> [Required task] Determine how many lines include the string "receipts". Output that number only.

Dataset rows about figures

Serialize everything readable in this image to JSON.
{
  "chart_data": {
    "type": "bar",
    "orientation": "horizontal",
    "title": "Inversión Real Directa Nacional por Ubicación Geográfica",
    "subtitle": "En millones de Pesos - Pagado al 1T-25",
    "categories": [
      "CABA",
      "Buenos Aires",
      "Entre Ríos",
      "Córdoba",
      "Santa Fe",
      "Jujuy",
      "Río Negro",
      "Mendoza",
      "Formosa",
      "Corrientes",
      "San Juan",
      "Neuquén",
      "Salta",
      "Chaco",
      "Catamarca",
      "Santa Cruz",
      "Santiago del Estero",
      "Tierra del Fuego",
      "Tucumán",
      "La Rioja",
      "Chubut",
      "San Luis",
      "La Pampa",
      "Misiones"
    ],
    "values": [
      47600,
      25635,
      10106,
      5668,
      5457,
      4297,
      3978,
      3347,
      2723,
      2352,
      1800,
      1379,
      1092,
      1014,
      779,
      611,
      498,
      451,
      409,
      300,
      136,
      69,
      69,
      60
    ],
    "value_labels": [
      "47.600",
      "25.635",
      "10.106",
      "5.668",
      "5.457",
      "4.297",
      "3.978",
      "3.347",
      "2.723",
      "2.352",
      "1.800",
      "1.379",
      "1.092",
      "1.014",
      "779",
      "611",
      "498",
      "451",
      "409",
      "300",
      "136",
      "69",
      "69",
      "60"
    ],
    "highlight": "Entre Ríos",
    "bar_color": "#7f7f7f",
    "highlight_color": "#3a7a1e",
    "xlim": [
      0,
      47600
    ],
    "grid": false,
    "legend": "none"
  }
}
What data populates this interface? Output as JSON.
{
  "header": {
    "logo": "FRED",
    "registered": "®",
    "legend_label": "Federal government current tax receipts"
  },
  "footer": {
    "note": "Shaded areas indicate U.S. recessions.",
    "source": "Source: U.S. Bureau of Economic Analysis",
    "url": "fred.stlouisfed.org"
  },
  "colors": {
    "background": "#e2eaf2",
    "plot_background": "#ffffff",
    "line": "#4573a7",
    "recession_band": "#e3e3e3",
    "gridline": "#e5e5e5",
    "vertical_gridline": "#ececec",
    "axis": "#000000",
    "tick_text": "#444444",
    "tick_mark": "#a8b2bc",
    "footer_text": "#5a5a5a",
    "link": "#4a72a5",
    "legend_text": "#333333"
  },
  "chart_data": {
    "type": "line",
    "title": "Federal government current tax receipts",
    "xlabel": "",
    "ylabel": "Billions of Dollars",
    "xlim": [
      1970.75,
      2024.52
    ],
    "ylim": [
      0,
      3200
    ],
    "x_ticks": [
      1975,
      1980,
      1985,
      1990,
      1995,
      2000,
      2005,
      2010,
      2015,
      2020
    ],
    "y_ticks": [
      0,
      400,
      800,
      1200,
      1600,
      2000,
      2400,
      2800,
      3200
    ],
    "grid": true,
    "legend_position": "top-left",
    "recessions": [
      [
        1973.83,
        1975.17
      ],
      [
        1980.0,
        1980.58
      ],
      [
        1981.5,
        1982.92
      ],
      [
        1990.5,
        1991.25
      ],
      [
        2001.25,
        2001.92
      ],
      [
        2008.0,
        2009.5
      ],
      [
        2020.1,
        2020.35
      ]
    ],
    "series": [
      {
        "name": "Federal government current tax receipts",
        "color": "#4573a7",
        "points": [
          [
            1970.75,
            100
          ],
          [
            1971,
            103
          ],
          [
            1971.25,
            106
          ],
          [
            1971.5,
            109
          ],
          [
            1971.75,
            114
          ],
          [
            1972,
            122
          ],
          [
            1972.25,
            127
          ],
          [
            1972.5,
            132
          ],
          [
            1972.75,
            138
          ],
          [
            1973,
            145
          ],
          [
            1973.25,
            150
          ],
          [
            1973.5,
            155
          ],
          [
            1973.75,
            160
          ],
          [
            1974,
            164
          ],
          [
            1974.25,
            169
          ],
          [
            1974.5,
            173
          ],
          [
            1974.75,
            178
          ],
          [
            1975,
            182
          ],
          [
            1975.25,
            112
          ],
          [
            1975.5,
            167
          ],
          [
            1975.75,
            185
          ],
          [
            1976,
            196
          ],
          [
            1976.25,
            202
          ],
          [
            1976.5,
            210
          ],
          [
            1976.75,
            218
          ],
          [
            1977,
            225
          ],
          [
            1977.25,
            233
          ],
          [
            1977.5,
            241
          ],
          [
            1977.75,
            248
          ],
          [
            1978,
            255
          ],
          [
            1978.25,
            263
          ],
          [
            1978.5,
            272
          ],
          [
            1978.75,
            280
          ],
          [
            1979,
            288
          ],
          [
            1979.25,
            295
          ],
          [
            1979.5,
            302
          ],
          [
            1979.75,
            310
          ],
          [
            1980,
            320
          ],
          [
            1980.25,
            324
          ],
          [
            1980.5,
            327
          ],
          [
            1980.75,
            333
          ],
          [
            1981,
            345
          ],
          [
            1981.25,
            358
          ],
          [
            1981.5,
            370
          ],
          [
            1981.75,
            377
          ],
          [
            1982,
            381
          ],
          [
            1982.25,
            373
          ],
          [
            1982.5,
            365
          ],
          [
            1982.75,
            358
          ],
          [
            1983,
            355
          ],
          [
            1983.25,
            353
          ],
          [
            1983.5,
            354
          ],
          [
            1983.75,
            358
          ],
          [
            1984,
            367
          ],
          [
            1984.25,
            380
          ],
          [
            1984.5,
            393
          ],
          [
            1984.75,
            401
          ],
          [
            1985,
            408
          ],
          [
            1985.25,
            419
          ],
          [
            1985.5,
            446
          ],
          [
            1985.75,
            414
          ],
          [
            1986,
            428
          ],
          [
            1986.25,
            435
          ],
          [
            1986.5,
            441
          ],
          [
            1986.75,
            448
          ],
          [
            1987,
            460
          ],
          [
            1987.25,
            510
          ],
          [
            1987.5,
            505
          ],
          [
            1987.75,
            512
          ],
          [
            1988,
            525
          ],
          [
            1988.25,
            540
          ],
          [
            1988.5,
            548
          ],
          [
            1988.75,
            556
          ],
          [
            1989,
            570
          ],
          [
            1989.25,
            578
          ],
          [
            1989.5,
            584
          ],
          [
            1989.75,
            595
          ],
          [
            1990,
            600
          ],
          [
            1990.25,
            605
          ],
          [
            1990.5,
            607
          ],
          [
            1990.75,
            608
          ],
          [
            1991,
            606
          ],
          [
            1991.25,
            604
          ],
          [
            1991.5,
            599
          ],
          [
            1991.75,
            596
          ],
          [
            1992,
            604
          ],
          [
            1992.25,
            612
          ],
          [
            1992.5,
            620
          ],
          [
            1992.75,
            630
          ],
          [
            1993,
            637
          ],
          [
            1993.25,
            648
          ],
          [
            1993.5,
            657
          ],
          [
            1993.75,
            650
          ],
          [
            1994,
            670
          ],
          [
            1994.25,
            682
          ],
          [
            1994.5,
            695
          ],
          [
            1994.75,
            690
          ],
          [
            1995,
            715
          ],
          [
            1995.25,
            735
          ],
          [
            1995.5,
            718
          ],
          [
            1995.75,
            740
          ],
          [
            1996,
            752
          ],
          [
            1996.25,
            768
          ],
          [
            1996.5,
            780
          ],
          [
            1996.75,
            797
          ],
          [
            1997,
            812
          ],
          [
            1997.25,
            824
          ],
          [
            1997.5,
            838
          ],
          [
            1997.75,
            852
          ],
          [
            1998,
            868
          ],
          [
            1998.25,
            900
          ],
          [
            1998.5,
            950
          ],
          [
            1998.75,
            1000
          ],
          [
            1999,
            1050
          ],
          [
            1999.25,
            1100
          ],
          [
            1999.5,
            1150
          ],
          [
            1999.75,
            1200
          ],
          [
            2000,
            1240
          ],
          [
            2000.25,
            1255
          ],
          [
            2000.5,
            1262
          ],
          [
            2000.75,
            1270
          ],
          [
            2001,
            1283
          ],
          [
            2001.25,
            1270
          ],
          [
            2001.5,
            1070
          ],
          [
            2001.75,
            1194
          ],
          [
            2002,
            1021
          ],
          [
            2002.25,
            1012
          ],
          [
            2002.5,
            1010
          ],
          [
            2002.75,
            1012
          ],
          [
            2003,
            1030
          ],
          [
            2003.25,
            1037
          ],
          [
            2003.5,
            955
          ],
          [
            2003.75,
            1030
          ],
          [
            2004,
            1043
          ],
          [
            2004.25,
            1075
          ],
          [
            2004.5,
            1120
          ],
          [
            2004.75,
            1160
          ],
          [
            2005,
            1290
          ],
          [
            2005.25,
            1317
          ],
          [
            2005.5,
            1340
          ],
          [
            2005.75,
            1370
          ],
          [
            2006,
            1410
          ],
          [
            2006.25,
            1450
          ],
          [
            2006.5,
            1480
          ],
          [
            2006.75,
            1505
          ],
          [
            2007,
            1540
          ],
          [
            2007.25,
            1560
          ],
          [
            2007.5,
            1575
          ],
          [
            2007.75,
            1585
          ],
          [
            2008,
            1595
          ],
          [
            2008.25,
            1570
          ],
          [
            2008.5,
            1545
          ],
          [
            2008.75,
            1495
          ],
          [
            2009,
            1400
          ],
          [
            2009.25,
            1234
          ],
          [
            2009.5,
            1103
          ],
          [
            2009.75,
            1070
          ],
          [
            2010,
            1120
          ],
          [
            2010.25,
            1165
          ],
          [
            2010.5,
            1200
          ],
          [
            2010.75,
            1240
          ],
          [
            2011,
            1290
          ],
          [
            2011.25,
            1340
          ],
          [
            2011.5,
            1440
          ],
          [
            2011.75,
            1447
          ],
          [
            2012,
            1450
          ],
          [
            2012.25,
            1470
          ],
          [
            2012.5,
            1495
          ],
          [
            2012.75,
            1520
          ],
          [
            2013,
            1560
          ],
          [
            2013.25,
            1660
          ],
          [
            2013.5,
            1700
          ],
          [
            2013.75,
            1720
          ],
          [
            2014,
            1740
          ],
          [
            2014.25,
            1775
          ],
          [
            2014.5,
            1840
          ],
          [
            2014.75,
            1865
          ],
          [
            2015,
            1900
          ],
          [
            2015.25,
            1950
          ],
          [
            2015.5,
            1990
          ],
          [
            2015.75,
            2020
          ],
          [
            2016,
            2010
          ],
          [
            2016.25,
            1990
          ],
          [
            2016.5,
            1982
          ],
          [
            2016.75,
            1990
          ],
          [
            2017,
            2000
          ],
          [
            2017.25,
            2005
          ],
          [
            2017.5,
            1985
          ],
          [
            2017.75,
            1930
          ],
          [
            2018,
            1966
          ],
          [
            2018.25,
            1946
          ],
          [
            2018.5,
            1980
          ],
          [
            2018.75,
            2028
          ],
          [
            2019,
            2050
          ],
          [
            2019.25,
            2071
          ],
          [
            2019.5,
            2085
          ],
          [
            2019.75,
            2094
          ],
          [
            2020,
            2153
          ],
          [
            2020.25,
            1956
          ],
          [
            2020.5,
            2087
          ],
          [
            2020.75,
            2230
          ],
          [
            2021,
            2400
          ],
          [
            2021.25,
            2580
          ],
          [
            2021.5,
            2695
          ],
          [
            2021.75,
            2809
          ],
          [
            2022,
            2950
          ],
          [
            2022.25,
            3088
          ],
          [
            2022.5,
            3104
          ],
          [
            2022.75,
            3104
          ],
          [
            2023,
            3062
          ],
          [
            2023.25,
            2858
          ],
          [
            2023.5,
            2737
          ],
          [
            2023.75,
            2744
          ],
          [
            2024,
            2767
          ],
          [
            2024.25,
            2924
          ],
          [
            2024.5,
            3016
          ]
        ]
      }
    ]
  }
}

> [Exercise response] 3